The task: Among the lines below, count those containing the word "зубьев". Give the number only.

Input:
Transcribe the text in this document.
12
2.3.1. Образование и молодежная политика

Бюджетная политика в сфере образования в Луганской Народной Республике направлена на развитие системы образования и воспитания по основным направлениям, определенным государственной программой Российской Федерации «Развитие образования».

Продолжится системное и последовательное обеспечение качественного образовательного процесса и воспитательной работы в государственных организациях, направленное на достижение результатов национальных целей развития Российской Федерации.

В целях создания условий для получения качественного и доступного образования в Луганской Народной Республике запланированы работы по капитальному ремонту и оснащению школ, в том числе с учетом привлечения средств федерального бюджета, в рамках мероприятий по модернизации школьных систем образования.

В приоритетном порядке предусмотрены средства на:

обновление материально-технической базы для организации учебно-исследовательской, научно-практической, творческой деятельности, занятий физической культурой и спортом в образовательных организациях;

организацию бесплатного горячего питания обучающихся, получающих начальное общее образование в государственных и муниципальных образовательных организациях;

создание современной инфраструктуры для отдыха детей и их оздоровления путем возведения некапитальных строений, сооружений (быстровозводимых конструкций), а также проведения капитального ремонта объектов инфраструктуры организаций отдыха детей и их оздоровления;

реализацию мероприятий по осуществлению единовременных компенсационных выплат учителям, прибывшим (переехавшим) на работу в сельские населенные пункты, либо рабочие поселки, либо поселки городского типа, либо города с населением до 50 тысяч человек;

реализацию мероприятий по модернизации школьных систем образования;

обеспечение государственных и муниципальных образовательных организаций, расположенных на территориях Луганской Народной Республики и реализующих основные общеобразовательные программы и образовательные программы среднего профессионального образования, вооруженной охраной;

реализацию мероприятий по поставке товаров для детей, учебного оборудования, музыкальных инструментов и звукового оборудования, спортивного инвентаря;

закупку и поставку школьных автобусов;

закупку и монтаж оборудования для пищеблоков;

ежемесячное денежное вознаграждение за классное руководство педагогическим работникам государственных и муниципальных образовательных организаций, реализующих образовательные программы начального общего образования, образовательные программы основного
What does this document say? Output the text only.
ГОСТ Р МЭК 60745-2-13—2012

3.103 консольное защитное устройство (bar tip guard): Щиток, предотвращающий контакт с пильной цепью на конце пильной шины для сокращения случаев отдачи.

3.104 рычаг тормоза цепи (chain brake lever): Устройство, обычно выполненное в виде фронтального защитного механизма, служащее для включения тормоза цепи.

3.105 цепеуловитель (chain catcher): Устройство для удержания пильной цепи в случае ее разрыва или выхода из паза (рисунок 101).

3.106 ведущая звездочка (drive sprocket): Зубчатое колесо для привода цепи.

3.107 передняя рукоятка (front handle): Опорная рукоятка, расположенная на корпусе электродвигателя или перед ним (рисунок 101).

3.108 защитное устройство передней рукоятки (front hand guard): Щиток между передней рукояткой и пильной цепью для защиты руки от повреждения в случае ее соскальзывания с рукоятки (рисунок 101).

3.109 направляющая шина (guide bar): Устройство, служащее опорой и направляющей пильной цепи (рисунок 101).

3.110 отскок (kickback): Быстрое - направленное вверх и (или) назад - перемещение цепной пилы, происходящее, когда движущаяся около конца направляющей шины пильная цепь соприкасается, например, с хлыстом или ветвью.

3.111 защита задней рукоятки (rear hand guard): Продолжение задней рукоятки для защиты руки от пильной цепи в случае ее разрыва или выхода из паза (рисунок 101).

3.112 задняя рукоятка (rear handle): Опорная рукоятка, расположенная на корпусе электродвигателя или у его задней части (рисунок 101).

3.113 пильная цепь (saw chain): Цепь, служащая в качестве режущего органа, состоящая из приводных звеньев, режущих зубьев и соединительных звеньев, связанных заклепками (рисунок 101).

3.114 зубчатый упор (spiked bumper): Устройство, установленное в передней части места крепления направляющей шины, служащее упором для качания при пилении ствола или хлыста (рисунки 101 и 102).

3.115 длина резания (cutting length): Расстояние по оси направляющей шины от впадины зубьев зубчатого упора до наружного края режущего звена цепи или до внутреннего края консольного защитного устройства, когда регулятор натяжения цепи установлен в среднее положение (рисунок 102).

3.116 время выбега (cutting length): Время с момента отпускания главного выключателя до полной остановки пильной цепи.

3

Task response: 2